### EXERCISE AIM
Determine the number of lines holding the word "átomos"; answer with that number only.
▶
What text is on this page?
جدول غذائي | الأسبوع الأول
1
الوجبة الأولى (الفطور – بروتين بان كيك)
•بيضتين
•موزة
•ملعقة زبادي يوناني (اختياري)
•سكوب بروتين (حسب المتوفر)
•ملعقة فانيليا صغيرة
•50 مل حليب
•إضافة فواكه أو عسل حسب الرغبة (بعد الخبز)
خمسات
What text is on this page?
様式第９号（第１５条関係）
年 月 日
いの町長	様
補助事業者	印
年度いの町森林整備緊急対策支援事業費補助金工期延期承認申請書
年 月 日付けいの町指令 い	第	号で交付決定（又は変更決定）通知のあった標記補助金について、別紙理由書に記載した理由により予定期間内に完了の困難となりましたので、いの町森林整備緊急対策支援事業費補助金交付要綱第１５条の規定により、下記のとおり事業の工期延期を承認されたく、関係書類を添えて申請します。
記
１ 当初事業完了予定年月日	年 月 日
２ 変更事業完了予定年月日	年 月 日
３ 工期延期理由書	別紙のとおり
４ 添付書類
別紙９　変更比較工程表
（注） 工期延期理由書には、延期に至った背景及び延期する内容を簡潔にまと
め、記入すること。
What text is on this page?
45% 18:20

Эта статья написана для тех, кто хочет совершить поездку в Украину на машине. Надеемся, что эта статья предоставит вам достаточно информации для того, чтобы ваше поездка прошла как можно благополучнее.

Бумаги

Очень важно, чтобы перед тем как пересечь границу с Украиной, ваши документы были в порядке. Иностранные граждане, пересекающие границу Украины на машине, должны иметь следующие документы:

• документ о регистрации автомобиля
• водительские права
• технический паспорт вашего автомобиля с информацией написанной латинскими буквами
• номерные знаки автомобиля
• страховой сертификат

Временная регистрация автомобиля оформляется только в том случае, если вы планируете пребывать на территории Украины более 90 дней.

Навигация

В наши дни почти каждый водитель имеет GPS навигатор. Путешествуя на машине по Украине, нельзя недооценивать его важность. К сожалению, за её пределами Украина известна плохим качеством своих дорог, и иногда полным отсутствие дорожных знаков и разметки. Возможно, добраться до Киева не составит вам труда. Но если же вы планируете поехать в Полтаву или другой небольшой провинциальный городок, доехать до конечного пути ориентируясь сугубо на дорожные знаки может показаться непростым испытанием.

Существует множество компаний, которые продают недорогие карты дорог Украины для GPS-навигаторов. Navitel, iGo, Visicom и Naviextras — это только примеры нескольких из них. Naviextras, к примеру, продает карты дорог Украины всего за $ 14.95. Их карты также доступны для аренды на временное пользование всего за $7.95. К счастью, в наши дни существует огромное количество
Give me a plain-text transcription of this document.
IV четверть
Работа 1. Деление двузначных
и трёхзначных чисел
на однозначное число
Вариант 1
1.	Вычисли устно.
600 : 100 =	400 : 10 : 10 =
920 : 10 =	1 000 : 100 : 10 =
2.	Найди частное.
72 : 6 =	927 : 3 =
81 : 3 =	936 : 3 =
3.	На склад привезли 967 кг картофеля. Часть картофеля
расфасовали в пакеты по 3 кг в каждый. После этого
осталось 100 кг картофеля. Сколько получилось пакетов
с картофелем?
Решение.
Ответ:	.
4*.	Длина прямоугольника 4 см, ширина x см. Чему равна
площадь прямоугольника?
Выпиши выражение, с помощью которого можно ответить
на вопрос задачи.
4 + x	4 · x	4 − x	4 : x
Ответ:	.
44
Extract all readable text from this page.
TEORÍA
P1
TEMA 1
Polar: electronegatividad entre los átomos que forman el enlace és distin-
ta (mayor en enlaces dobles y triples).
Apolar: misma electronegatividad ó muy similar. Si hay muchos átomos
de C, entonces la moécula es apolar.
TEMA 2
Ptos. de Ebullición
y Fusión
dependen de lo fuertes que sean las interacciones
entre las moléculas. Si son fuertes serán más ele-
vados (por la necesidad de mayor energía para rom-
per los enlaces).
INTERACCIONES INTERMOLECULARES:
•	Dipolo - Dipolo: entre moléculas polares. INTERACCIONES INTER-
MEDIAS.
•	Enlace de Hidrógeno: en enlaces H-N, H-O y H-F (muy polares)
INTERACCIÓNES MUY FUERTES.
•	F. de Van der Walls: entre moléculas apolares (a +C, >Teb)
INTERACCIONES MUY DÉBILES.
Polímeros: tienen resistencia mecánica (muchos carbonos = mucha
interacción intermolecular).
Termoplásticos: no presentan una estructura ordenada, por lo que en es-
◀
### WRITTEN SOLUTION
2